EXCERPT:
----------------------------------------

Swift shot: Whenever I watch a Nicolas Cage movie I always wonder which guy is gonna show up, is he going to take the quirky route, is he really going to immerse himself in his character, or is he just cashing a paycheck?  Seeking Justice is one of those films that he really tries to make his character believable.  He plays Will Gerard, a high school teacher married to a lovely cellist, Laura (January Jones).  Set in New Orleans, this role is a far cry from his Bad Lieutenant character set in the same Big Easy.  But, he really plays a bit of a pussy, if you will pardon my frankness with the language.

I saw the previews for this one and was happy to see Guy Pearce was back in a role I could actually appreciate.  He was brilliant in The King’s Speech, no kidding, but I longed to see him in a more action-based setting.  So, when I got to screen this, I had immediate expectations from this film, it needed to be thrilling, it needed to keep my attention throughout, and it needed to leave a mark, make me want to recommend it to my friends.  Sadly, it only mastered one of those three, it was thrilling, yet somehow I wasn’t pulled into the whole thing, and I can honestly say I would only recommend this film to genre lovers or cult followers of the talented actors.

----------------------------------------

Dataset items:

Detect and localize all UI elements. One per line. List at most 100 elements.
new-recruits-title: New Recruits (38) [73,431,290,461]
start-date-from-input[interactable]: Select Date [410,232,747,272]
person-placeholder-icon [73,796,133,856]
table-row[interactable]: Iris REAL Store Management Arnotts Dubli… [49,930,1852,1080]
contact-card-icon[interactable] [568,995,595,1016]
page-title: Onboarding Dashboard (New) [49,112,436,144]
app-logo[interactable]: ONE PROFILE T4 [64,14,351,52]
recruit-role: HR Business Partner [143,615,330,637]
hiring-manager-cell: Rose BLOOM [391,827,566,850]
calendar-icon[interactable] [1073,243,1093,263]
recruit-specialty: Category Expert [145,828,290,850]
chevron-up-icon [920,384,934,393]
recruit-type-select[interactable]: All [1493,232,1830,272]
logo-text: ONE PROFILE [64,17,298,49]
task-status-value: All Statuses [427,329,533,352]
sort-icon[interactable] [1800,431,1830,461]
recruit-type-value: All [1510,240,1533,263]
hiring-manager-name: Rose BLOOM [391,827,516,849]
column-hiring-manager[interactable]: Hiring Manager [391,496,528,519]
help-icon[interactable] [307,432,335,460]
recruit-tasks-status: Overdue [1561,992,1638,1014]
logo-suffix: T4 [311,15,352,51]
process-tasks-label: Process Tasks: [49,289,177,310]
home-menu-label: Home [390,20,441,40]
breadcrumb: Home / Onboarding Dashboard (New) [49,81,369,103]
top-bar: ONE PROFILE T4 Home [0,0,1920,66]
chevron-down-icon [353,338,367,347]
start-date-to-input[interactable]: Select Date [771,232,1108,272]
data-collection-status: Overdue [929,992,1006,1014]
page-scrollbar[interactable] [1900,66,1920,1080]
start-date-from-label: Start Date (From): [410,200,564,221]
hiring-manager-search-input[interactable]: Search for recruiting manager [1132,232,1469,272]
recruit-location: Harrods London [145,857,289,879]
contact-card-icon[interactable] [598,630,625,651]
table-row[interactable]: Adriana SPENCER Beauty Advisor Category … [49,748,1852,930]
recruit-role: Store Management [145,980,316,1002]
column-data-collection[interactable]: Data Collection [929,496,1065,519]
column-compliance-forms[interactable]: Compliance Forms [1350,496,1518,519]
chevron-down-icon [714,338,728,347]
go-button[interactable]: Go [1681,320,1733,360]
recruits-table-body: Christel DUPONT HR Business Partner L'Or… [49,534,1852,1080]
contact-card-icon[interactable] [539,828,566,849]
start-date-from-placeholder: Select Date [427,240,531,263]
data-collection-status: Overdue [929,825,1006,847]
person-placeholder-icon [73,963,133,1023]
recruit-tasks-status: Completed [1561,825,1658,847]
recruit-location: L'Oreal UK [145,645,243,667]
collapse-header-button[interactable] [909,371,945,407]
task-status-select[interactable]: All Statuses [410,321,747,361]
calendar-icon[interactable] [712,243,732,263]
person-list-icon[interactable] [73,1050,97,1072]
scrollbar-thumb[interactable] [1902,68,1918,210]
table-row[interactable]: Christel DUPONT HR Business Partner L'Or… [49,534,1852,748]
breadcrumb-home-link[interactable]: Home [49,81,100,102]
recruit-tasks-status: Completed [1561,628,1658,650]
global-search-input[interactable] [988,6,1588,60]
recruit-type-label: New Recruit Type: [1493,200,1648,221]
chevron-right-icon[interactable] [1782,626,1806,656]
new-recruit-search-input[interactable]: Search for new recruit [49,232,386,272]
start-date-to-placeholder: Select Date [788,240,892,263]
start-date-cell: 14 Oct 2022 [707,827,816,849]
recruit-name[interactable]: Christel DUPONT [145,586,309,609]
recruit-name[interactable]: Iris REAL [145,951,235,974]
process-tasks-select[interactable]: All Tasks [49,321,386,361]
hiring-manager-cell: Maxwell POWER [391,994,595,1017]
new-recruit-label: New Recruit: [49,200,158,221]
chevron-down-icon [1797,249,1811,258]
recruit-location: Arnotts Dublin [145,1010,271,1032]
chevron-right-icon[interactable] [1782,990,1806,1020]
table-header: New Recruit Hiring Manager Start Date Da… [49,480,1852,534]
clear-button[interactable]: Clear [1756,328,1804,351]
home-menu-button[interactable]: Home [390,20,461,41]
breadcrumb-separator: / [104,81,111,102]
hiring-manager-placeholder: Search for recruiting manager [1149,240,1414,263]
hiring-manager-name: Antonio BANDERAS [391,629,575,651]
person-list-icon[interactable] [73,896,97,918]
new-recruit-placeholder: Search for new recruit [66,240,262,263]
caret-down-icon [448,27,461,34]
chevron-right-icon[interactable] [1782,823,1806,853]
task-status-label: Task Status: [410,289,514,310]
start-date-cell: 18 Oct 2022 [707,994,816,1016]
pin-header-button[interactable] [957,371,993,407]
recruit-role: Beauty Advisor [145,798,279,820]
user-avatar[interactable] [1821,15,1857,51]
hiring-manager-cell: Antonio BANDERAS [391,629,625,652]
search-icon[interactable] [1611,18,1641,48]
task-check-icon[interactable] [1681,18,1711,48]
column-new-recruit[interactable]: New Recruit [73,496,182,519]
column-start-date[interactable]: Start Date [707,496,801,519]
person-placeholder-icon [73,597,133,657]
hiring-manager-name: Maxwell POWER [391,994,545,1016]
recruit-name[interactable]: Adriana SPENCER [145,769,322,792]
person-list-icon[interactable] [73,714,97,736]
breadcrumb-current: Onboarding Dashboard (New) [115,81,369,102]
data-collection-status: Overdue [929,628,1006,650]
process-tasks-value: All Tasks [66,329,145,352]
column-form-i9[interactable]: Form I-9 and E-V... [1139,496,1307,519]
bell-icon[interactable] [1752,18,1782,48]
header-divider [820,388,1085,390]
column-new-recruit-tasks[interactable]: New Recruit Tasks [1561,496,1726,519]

----------------------------------------

EXERCISE AIM:
Return the full review of Seeking Justice word for word, with nothing changed or left out. Use only the review; the listing plays no part.

WRITTEN SOLUTION:
Swift shot: Whenever I watch a Nicolas Cage movie I always wonder which guy is gonna show up, is he going to take the quirky route, is he really going to immerse himself in his character, or is he just cashing a paycheck?  Seeking Justice is one of those films that he really tries to make his character believable.  He plays Will Gerard, a high school teacher married to a lovely cellist, Laura (January Jones).  Set in New Orleans, this role is a far cry from his Bad Lieutenant character set in the same Big Easy.  But, he really plays a bit of a pussy, if you will pardon my frankness with the language.

I saw the previews for this one and was happy to see Guy Pearce was back in a role I could actually appreciate.  He was brilliant in The King’s Speech, no kidding, but I longed to see him in a more action-based setting.  So, when I got to screen this, I had immediate expectations from this film, it needed to be thrilling, it needed to keep my attention throughout, and it needed to leave a mark, make me want to recommend it to my friends.  Sadly, it only mastered one of those three, it was thrilling, yet somehow I wasn’t pulled into the whole thing, and I can honestly say I would only recommend this film to genre lovers or cult followers of the talented actors.